Problem requirements. Filter the entries and keep only the lines where the string "name" appears.

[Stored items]
......

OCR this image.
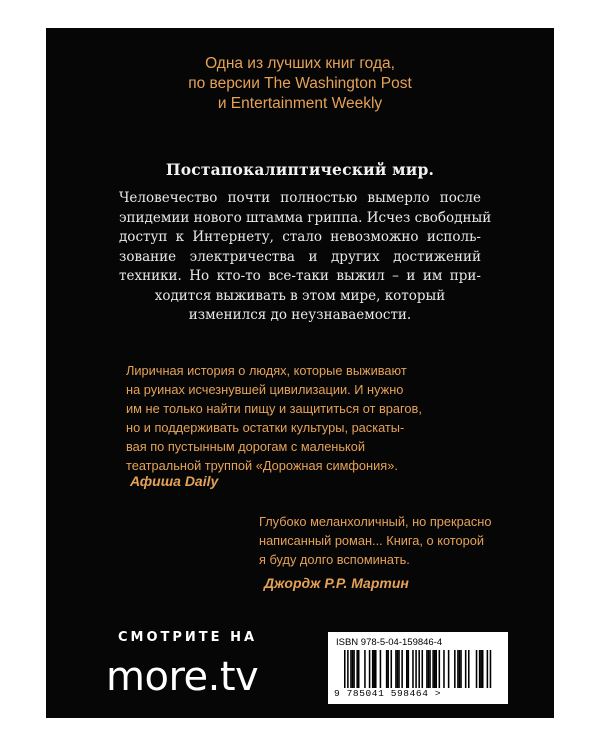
Одна из лучших книг года,
по версии The Washington Post
и Entertainment Weekly
Постапокалиптический мир.
Человечество почти полностью вымерло после
эпидемии нового штамма гриппа. Исчез свободный
доступ к Интернету, стало невозможно исполь-
зование электричества и других достижений
техники. Но кто-то все-таки выжил – и им при-
ходится выживать в этом мире, который
изменился до неузнаваемости.
Лиричная история о людях, которые выживают
на руинах исчезнувшей цивилизации. И нужно
им не только найти пищу и защититься от врагов,
но и поддерживать остатки культуры, раскаты-
вая по пустынным дорогам с маленькой
театральной труппой «Дорожная симфония».
Афиша Daily
Глубоко меланхоличный, но прекрасно
написанный роман... Книга, о которой
я буду долго вспоминать.
Джордж Р.Р. Мартин
СМОТРИТЕ НА
more.tv
ISBN 978-5-04-159846-4
9 785041 598464 >
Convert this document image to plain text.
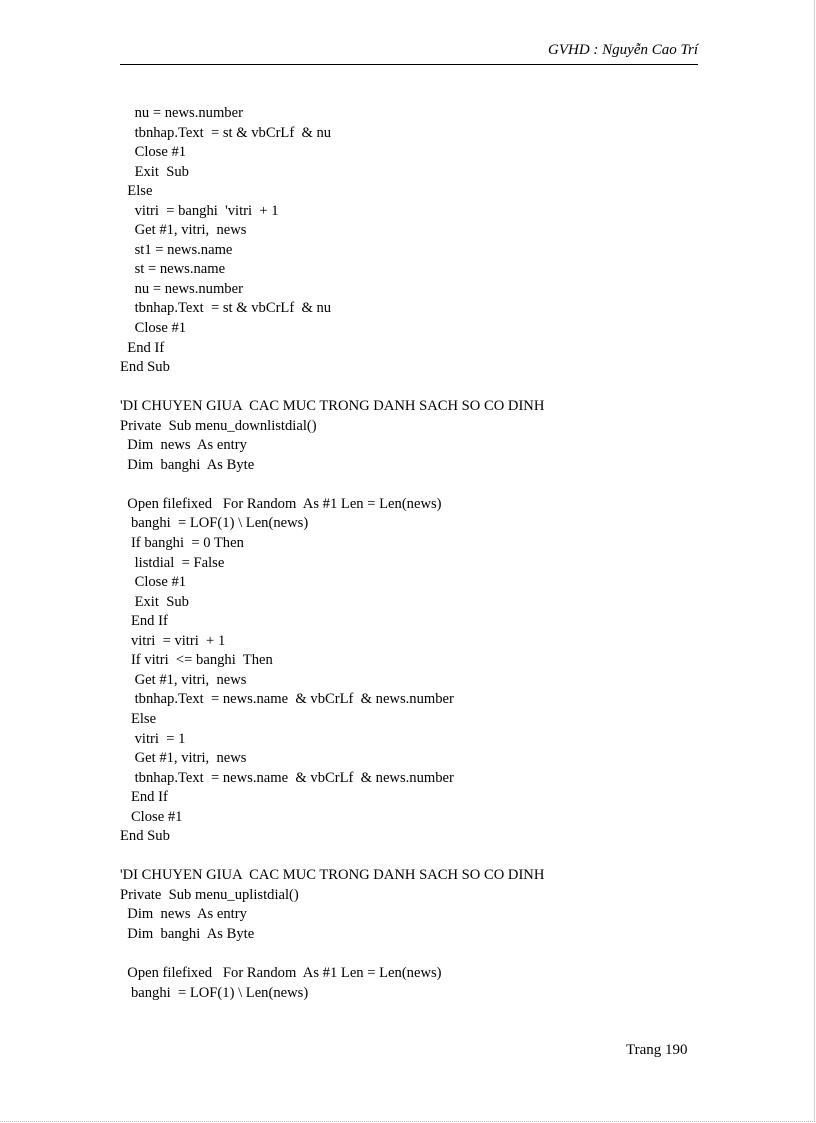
GVHD : Nguyễn Cao Trí
nu = news.number
tbnhap.Text  = st & vbCrLf  & nu
Close #1
Exit  Sub
Else
vitri  = banghi  'vitri  + 1
Get #1, vitri,  news
st1 = news.name
st = news.name
nu = news.number
tbnhap.Text  = st & vbCrLf  & nu
Close #1
End If
End Sub
'DI CHUYEN GIUA  CAC MUC TRONG DANH SACH SO CO DINH
Private  Sub menu_downlistdial()
Dim  news  As entry
Dim  banghi  As Byte
Open filefixed   For Random  As #1 Len = Len(news)
banghi  = LOF(1) \ Len(news)
If banghi  = 0 Then
listdial  = False
Close #1
Exit  Sub
End If
vitri  = vitri  + 1
If vitri  <= banghi  Then
Get #1, vitri,  news
tbnhap.Text  = news.name  & vbCrLf  & news.number
Else
vitri  = 1
Get #1, vitri,  news
tbnhap.Text  = news.name  & vbCrLf  & news.number
End If
Close #1
End Sub
'DI CHUYEN GIUA  CAC MUC TRONG DANH SACH SO CO DINH
Private  Sub menu_uplistdial()
Dim  news  As entry
Dim  banghi  As Byte
Open filefixed   For Random  As #1 Len = Len(news)
banghi  = LOF(1) \ Len(news)
Trang 190
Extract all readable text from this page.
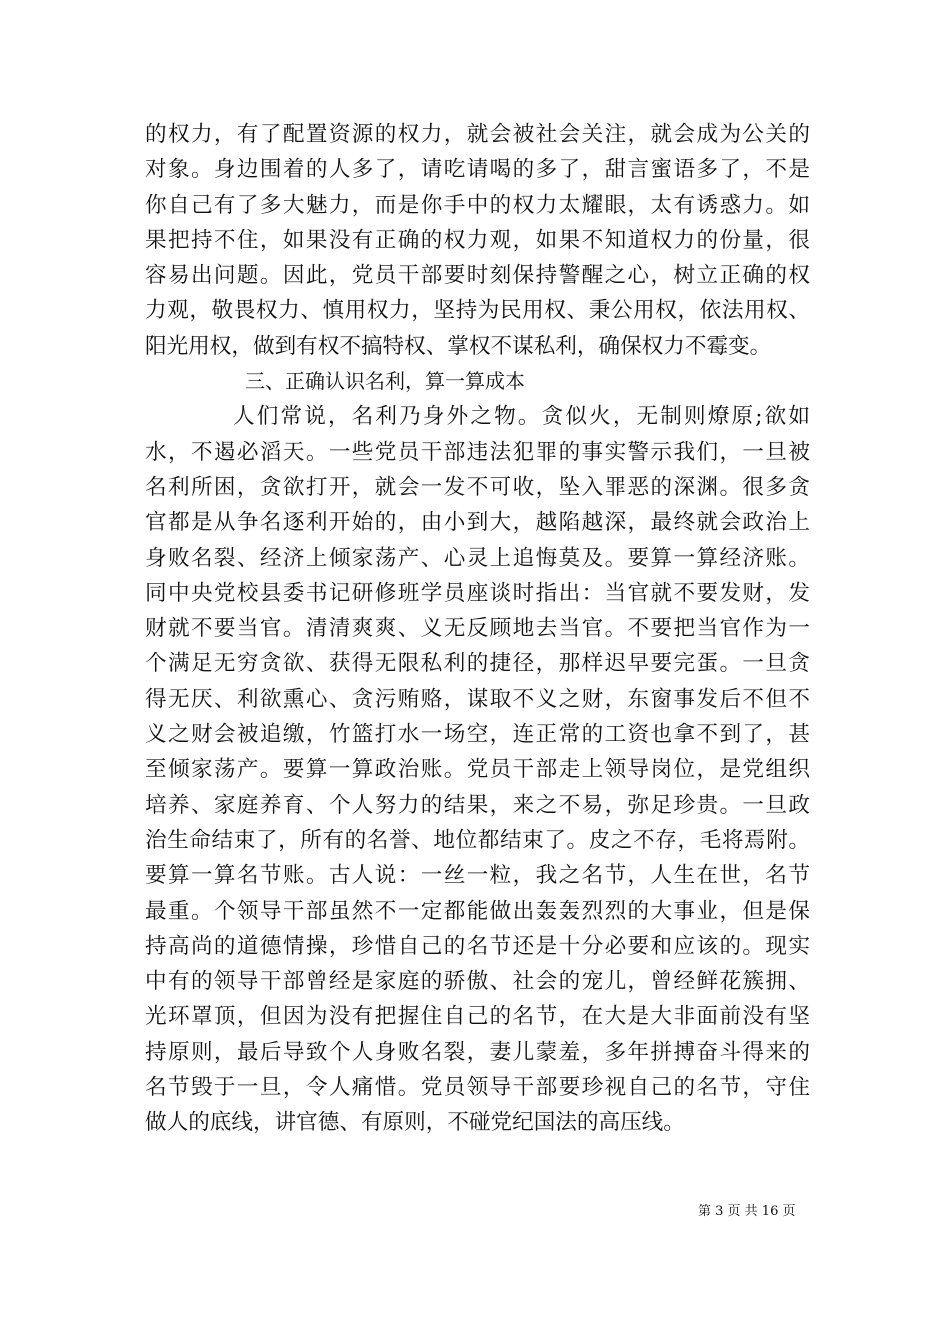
的权力，有了配置资源的权力，就会被社会关注，就会成为公关的
对象。身边围着的人多了，请吃请喝的多了，甜言蜜语多了，不是
你自己有了多大魅力，而是你手中的权力太耀眼，太有诱惑力。如
果把持不住，如果没有正确的权力观，如果不知道权力的份量，很
容易出问题。因此，党员干部要时刻保持警醒之心，树立正确的权
力观，敬畏权力、慎用权力，坚持为民用权、秉公用权，依法用权、
阳光用权，做到有权不搞特权、掌权不谋私利，确保权力不霉变。
三、正确认识名利，算一算成本
人们常说，名利乃身外之物。贪似火，无制则燎原;欲如
水，不遏必滔天。一些党员干部违法犯罪的事实警示我们，一旦被
名利所困，贪欲打开，就会一发不可收，坠入罪恶的深渊。很多贪
官都是从争名逐利开始的，由小到大，越陷越深，最终就会政治上
身败名裂、经济上倾家荡产、心灵上追悔莫及。要算一算经济账。
同中央党校县委书记研修班学员座谈时指出：当官就不要发财，发
财就不要当官。清清爽爽、义无反顾地去当官。不要把当官作为一
个满足无穷贪欲、获得无限私利的捷径，那样迟早要完蛋。一旦贪
得无厌、利欲熏心、贪污贿赂，谋取不义之财，东窗事发后不但不
义之财会被追缴，竹篮打水一场空，连正常的工资也拿不到了，甚
至倾家荡产。要算一算政治账。党员干部走上领导岗位，是党组织
培养、家庭养育、个人努力的结果，来之不易，弥足珍贵。一旦政
治生命结束了，所有的名誉、地位都结束了。皮之不存，毛将焉附。
要算一算名节账。古人说：一丝一粒，我之名节，人生在世，名节
最重。个领导干部虽然不一定都能做出轰轰烈烈的大事业，但是保
持高尚的道德情操，珍惜自己的名节还是十分必要和应该的。现实
中有的领导干部曾经是家庭的骄傲、社会的宠儿，曾经鲜花簇拥、
光环罩顶，但因为没有把握住自己的名节，在大是大非面前没有坚
持原则，最后导致个人身败名裂，妻儿蒙羞，多年拼搏奋斗得来的
名节毁于一旦，令人痛惜。党员领导干部要珍视自己的名节，守住
做人的底线，讲官德、有原则，不碰党纪国法的高压线。
第 3 页 共 16 页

......

Answer.
st1 = news.name
st = news.name
tbnhap.Text  = news.name  & vbCrLf  & news.number
tbnhap.Text  = news.name  & vbCrLf  & news.number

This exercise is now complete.